> DIRECTIONS FOR THIS TASK
Determine how many lines include "슈퍼유저요금". Give the number and nothing else.

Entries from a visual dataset
┄┄┄┄┄┄┄┄┄┄┄┄┄┄┄┄┄┄┄┄
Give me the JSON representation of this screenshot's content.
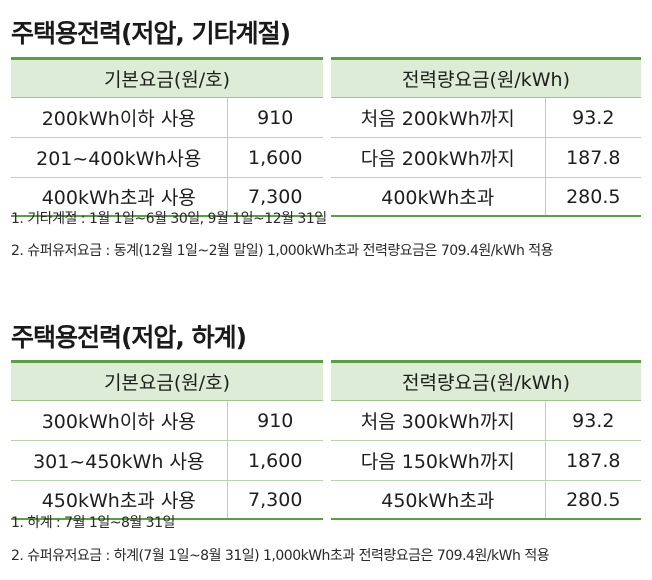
{
  "sections": [
    {
      "title": "주택용전력(저압, 기타계절)",
      "headers": {
        "basic": "기본요금(원/호)",
        "energy": "전력량요금(원/kWh)"
      },
      "rows": [
        {
          "basic_label": "200kWh이하 사용",
          "basic_value": "910",
          "energy_label": "처음 200kWh까지",
          "energy_value": "93.2"
        },
        {
          "basic_label": "201~400kWh사용",
          "basic_value": "1,600",
          "energy_label": "다음 200kWh까지",
          "energy_value": "187.8"
        },
        {
          "basic_label": "400kWh초과 사용",
          "basic_value": "7,300",
          "energy_label": "400kWh초과",
          "energy_value": "280.5"
        }
      ],
      "notes": [
        "1. 기타계절 : 1월 1일~6월 30일, 9월 1일~12월 31일",
        "2. 슈퍼유저요금 : 동계(12월 1일~2월 말일) 1,000kWh초과 전력량요금은 709.4원/kWh 적용"
      ]
    },
    {
      "title": "주택용전력(저압, 하계)",
      "headers": {
        "basic": "기본요금(원/호)",
        "energy": "전력량요금(원/kWh)"
      },
      "rows": [
        {
          "basic_label": "300kWh이하 사용",
          "basic_value": "910",
          "energy_label": "처음 300kWh까지",
          "energy_value": "93.2"
        },
        {
          "basic_label": "301~450kWh 사용",
          "basic_value": "1,600",
          "energy_label": "다음 150kWh까지",
          "energy_value": "187.8"
        },
        {
          "basic_label": "450kWh초과 사용",
          "basic_value": "7,300",
          "energy_label": "450kWh초과",
          "energy_value": "280.5"
        }
      ],
      "notes": [
        "1. 하계 : 7월 1일~8월 31일",
        "2. 슈퍼유저요금 : 하계(7월 1일~8월 31일) 1,000kWh초과 전력량요금은 709.4원/kWh 적용"
      ]
    }
  ]
}
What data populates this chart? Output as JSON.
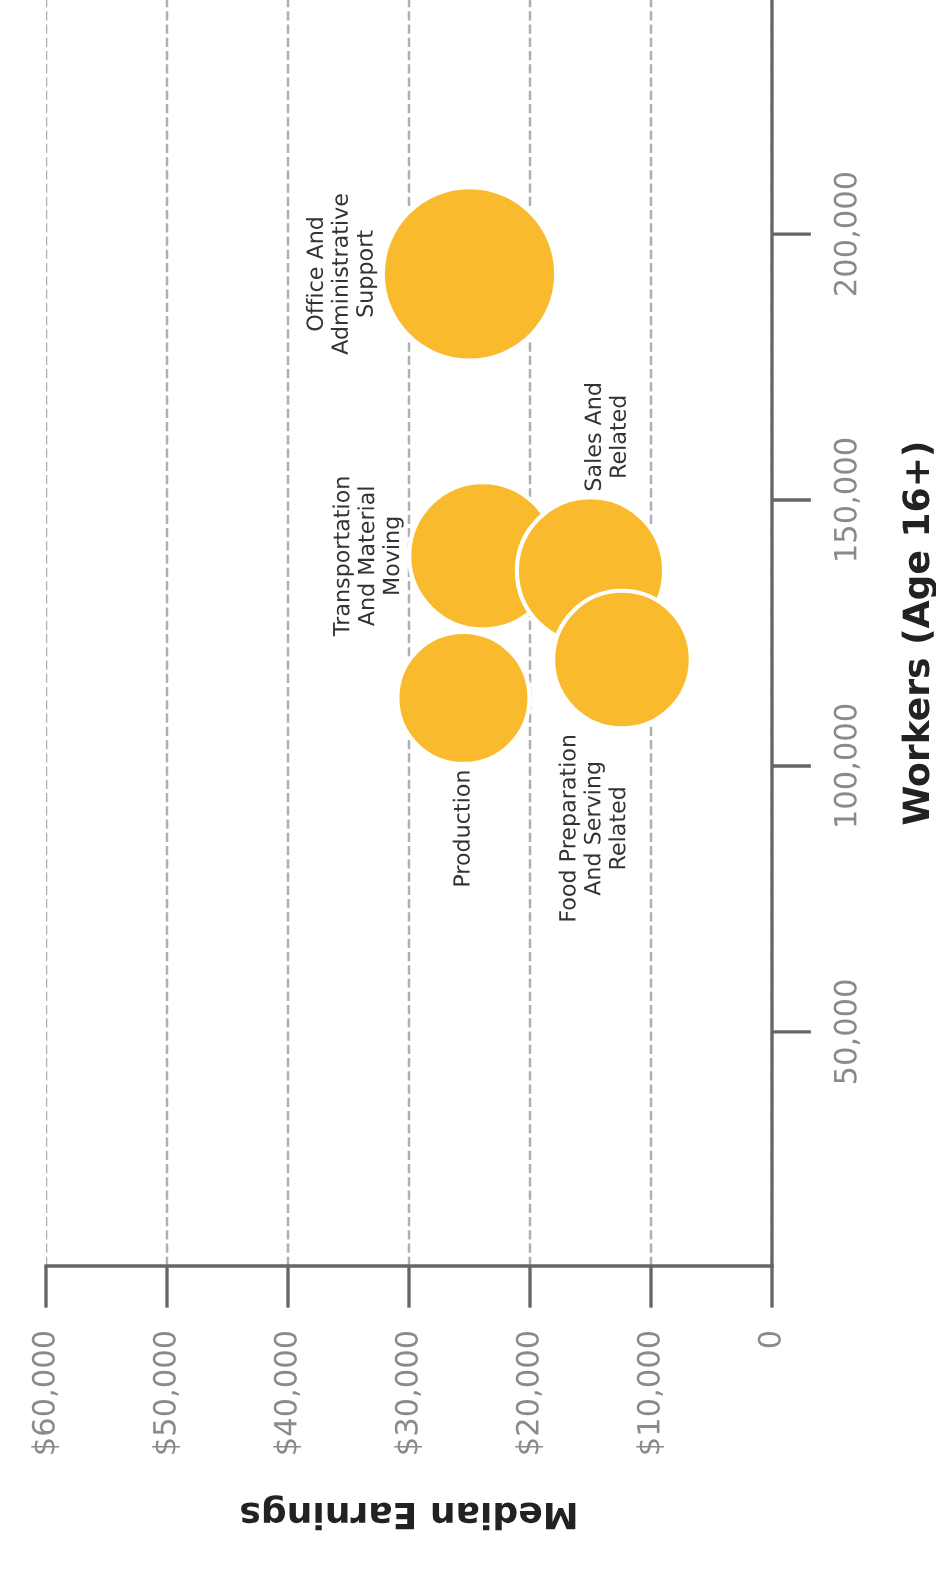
{
  "chart_data": {
    "type": "bubble",
    "xlabel": "Median Earnings",
    "ylabel": "Workers (Age 16+)",
    "series": [
      {
        "name": "Office And\nAdministrative\nSupport",
        "color": "#f9bb2d",
        "x": [
          25000
        ],
        "values": [
          192500
        ],
        "sizes": [
          1
        ]
      },
      {
        "name": "Transportation\nAnd Material\nMoving",
        "color": "#f9bb2d",
        "x": [
          23900
        ],
        "values": [
          139500
        ],
        "sizes": [
          0.72
        ]
      },
      {
        "name": "Production",
        "color": "#f9bb2d",
        "x": [
          25500
        ],
        "values": [
          112800
        ],
        "sizes": [
          0.58
        ]
      },
      {
        "name": "Sales And\nRelated",
        "color": "#f9bb2d",
        "x": [
          15000
        ],
        "values": [
          136700
        ],
        "sizes": [
          0.72
        ]
      },
      {
        "name": "Food Preparation\nAnd Serving\nRelated",
        "color": "#f9bb2d",
        "x": [
          12400
        ],
        "values": [
          120000
        ],
        "sizes": [
          0.63
        ]
      }
    ],
    "xlim": [
      60000,
      0
    ],
    "xticks": [
      {
        "value": 60000,
        "label": "$60,000"
      },
      {
        "value": 50000,
        "label": "$50,000"
      },
      {
        "value": 40000,
        "label": "$40,000"
      },
      {
        "value": 30000,
        "label": "$30,000"
      },
      {
        "value": 20000,
        "label": "$20,000"
      },
      {
        "value": 10000,
        "label": "$10,000"
      },
      0
    ],
    "ylim": [
      6000,
      244000
    ],
    "yticks": [
      {
        "value": 50000,
        "label": "50,000"
      },
      {
        "value": 100000,
        "label": "100,000"
      },
      {
        "value": 150000,
        "label": "150,000"
      },
      {
        "value": 200000,
        "label": "200,000"
      }
    ],
    "grid": "x"
  }
}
┄┄┄┄┄┄┄┄┄┄┄┄┄┄┄┄┄┄┄┄
> RESULT FOR THIS EXERCISE
2